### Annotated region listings
========
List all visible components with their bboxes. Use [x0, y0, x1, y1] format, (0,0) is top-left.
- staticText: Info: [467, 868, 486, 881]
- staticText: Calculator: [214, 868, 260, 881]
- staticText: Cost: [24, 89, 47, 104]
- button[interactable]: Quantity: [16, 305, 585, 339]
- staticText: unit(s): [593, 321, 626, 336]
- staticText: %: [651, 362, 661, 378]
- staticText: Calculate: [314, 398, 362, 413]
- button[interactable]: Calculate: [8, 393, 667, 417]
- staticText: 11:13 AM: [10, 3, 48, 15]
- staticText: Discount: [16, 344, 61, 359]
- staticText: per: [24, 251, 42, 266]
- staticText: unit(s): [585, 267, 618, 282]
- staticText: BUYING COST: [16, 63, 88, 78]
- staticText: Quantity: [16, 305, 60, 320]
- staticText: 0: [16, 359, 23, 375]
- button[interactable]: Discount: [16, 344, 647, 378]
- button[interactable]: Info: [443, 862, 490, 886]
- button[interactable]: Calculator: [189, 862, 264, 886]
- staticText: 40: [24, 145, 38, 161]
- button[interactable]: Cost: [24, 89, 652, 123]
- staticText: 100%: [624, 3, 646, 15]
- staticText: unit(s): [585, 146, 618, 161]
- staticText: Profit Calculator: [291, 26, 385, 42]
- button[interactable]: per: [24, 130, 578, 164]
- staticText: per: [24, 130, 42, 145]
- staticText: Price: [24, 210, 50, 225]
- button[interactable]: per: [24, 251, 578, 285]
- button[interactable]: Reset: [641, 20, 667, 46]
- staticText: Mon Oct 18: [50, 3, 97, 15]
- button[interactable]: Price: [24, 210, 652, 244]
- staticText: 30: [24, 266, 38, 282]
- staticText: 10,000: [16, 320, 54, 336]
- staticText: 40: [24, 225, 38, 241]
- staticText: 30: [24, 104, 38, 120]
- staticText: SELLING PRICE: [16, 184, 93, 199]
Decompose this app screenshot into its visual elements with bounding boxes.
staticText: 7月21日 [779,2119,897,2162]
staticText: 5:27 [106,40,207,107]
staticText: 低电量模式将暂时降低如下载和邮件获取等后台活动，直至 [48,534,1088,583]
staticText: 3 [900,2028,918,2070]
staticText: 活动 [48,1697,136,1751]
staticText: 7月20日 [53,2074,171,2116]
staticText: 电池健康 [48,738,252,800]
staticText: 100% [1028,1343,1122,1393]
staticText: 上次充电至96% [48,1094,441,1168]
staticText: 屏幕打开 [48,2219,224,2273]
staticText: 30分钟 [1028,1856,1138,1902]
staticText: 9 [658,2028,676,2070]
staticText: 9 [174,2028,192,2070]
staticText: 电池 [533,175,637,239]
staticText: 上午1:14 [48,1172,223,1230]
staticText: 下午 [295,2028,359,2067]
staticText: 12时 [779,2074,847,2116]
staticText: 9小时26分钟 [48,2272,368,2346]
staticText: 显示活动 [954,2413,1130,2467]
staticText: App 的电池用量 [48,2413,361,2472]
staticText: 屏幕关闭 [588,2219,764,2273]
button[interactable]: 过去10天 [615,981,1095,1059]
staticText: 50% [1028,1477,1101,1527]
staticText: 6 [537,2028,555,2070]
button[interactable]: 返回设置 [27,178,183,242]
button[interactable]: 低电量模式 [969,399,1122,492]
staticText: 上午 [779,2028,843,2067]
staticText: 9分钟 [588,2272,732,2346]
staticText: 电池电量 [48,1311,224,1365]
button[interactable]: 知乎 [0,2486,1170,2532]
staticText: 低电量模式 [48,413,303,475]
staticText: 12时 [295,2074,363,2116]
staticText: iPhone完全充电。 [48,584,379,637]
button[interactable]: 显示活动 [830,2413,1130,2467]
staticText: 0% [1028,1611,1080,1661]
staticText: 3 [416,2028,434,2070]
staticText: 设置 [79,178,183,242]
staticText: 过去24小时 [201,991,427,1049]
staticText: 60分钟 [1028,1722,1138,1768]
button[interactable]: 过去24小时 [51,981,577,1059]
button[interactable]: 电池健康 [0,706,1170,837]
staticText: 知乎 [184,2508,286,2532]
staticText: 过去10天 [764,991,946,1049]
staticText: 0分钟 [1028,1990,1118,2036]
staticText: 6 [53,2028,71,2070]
========
### Written problem
Which lines in the records contain the string "显示活动", with case counting toward a match? Locate each one and copy it in full.

### Solved problem
staticText: 显示活动 [954,2413,1130,2467]
button[interactable]: 显示活动 [830,2413,1130,2467]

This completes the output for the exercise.